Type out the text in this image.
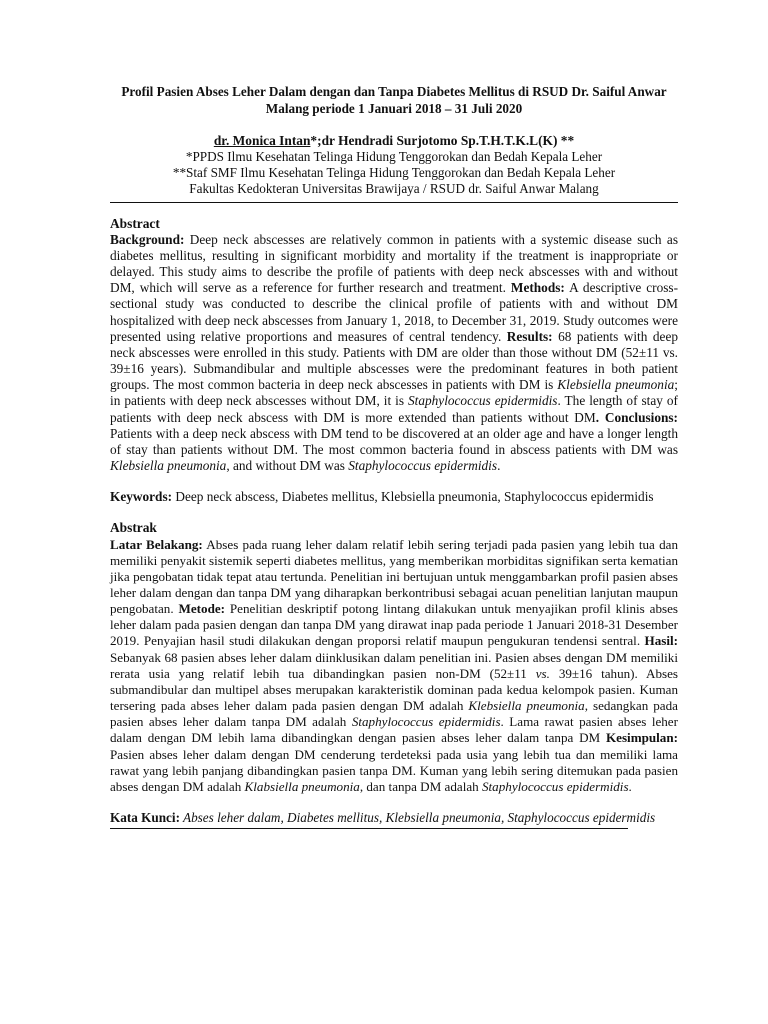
Profil Pasien Abses Leher Dalam dengan dan Tanpa Diabetes Mellitus di RSUD Dr. Saiful Anwar Malang periode 1 Januari 2018 – 31 Juli 2020

dr. Monica Intan*;dr Hendradi Surjotomo Sp.T.H.T.K.L(K) **
*PPDS Ilmu Kesehatan Telinga Hidung Tenggorokan dan Bedah Kepala Leher
**Staf SMF Ilmu Kesehatan Telinga Hidung Tenggorokan dan Bedah Kepala Leher
Fakultas Kedokteran Universitas Brawijaya / RSUD dr. Saiful Anwar Malang
Abstract
Background: Deep neck abscesses are relatively common in patients with a systemic disease such as diabetes mellitus, resulting in significant morbidity and mortality if the treatment is inappropriate or delayed. This study aims to describe the profile of patients with deep neck abscesses with and without DM, which will serve as a reference for further research and treatment. Methods: A descriptive cross-sectional study was conducted to describe the clinical profile of patients with and without DM hospitalized with deep neck abscesses from January 1, 2018, to December 31, 2019. Study outcomes were presented using relative proportions and measures of central tendency. Results: 68 patients with deep neck abscesses were enrolled in this study. Patients with DM are older than those without DM (52±11 vs. 39±16 years). Submandibular and multiple abscesses were the predominant features in both patient groups. The most common bacteria in deep neck abscesses in patients with DM is Klebsiella pneumonia; in patients with deep neck abscesses without DM, it is Staphylococcus epidermidis. The length of stay of patients with deep neck abscess with DM is more extended than patients without DM. Conclusions: Patients with a deep neck abscess with DM tend to be discovered at an older age and have a longer length of stay than patients without DM. The most common bacteria found in abscess patients with DM was Klebsiella pneumonia, and without DM was Staphylococcus epidermidis.
Keywords: Deep neck abscess, Diabetes mellitus, Klebsiella pneumonia, Staphylococcus epidermidis
Abstrak
Latar Belakang: Abses pada ruang leher dalam relatif lebih sering terjadi pada pasien yang lebih tua dan memiliki penyakit sistemik seperti diabetes mellitus, yang memberikan morbiditas signifikan serta kematian jika pengobatan tidak tepat atau tertunda. Penelitian ini bertujuan untuk menggambarkan profil pasien abses leher dalam dengan dan tanpa DM yang diharapkan berkontribusi sebagai acuan penelitian lanjutan maupun pengobatan. Metode: Penelitian deskriptif potong lintang dilakukan untuk menyajikan profil klinis abses leher dalam pada pasien dengan dan tanpa DM yang dirawat inap pada periode 1 Januari 2018-31 Desember 2019. Penyajian hasil studi dilakukan dengan proporsi relatif maupun pengukuran tendensi sentral. Hasil: Sebanyak 68 pasien abses leher dalam diinklusikan dalam penelitian ini. Pasien abses dengan DM memiliki rerata usia yang relatif lebih tua dibandingkan pasien non-DM (52±11 vs. 39±16 tahun). Abses submandibular dan multipel abses merupakan karakteristik dominan pada kedua kelompok pasien. Kuman tersering pada abses leher dalam pada pasien dengan DM adalah Klebsiella pneumonia, sedangkan pada pasien abses leher dalam tanpa DM adalah Staphylococcus epidermidis. Lama rawat pasien abses leher dalam dengan DM lebih lama dibandingkan dengan pasien abses leher dalam tanpa DM Kesimpulan: Pasien abses leher dalam dengan DM cenderung terdeteksi pada usia yang lebih tua dan memiliki lama rawat yang lebih panjang dibandingkan pasien tanpa DM. Kuman yang lebih sering ditemukan pada pasien abses dengan DM adalah Klabsiella pneumonia, dan tanpa DM adalah Staphylococcus epidermidis.
Kata Kunci: Abses leher dalam, Diabetes mellitus, Klebsiella pneumonia, Staphylococcus epidermidis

====

Return, in full, every line of these entries that holds "Hidung".

#### ANSWER BELOW
*PPDS Ilmu Kesehatan Telinga Hidung Tenggorokan dan Bedah Kepala Leher
**Staf SMF Ilmu Kesehatan Telinga Hidung Tenggorokan dan Bedah Kepala Leher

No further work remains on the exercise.